- [TASK INSTRUCTIONS]:
Drop every picture, then transcribe the remaining data exactly.

- [EXERCISE MATERIAL]:
○ ○ ○
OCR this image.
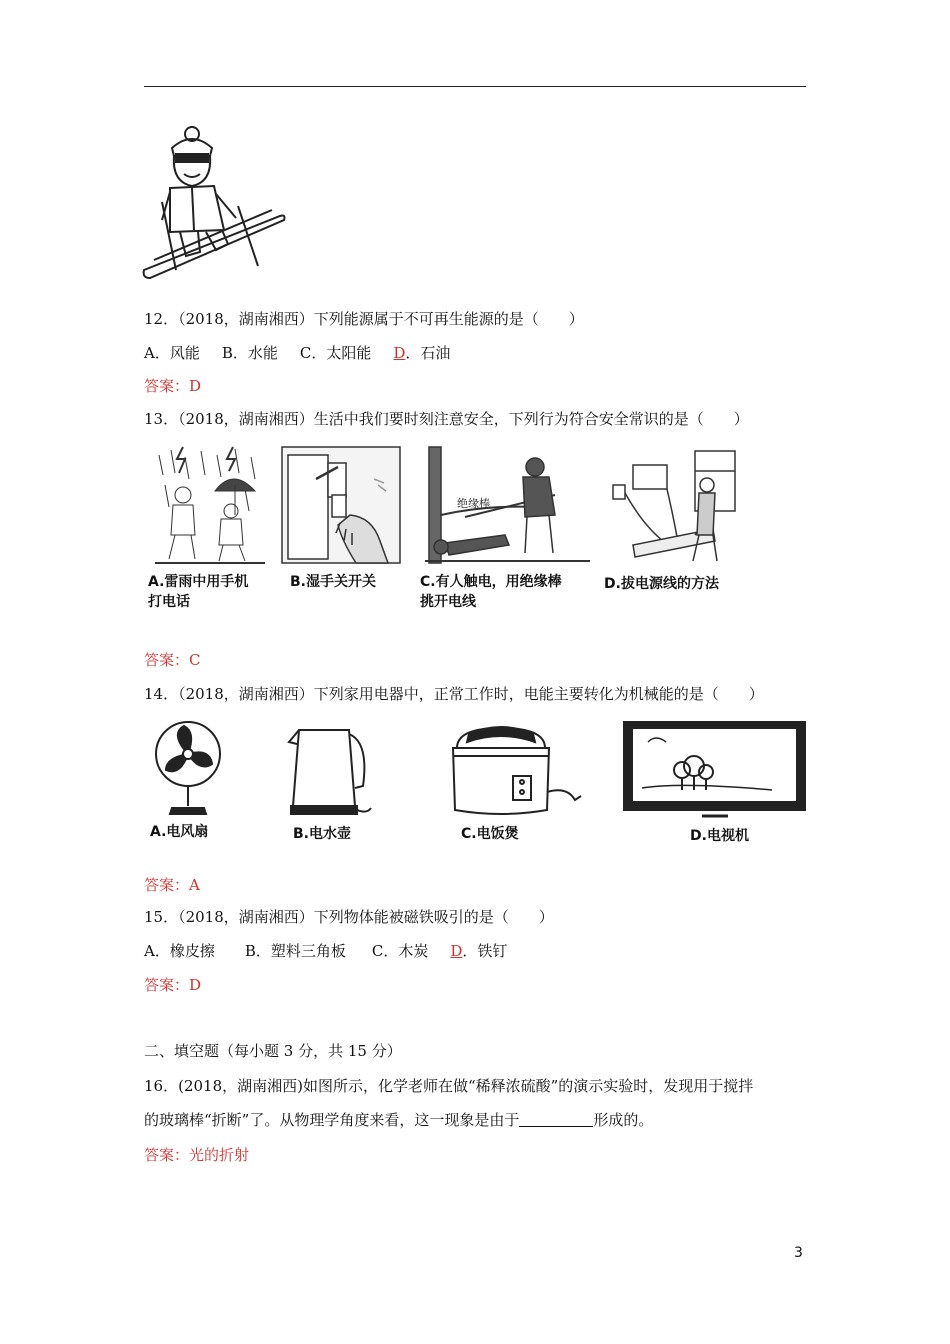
12．（2018，湖南湘西）下列能源属于不可再生能源的是（　　）
A．风能 B．水能 C．太阳能 D．石油
答案：D
13．（2018，湖南湘西）生活中我们要时刻注意安全，下列行为符合安全常识的是（　　）
绝缘棒
A.雷雨中用手机
打电话
B.湿手关开关	C.有人触电，用绝缘棒
挑开电线
D.拔电源线的方法
答案：C
14．（2018，湖南湘西）下列家用电器中，正常工作时，电能主要转化为机械能的是（　　）
A.电风扇	B.电水壶	C.电饭煲	D.电视机
答案：A
15．（2018，湖南湘西）下列物体能被磁铁吸引的是（　　）
A．橡皮擦 B．塑料三角板 C．木炭 D．铁钉
答案：D
二、填空题（每小题 3 分，共 15 分）
16．(2018，湖南湘西)如图所示，化学老师在做“稀释浓硫酸”的演示实验时，发现用于搅拌
的玻璃棒“折断”了。从物理学角度来看，这一现象是由于	形成的。
答案：光的折射
3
○ ○ ○
- [WORKED ANSWER]:
OCR this image.
12．（2018，湖南湘西）下列能源属于不可再生能源的是（　　）
A．风能 B．水能 C．太阳能 D．石油
答案：D
13．（2018，湖南湘西）生活中我们要时刻注意安全，下列行为符合安全常识的是（　　）
绝缘棒
A.雷雨中用手机
打电话
B.湿手关开关	C.有人触电，用绝缘棒
挑开电线
D.拔电源线的方法
答案：C
14．（2018，湖南湘西）下列家用电器中，正常工作时，电能主要转化为机械能的是（　　）
A.电风扇	B.电水壶	C.电饭煲	D.电视机
答案：A
15．（2018，湖南湘西）下列物体能被磁铁吸引的是（　　）
A．橡皮擦 B．塑料三角板 C．木炭 D．铁钉
答案：D
二、填空题（每小题 3 分，共 15 分）
16．(2018，湖南湘西)如图所示，化学老师在做“稀释浓硫酸”的演示实验时，发现用于搅拌
的玻璃棒“折断”了。从物理学角度来看，这一现象是由于	形成的。
答案：光的折射
3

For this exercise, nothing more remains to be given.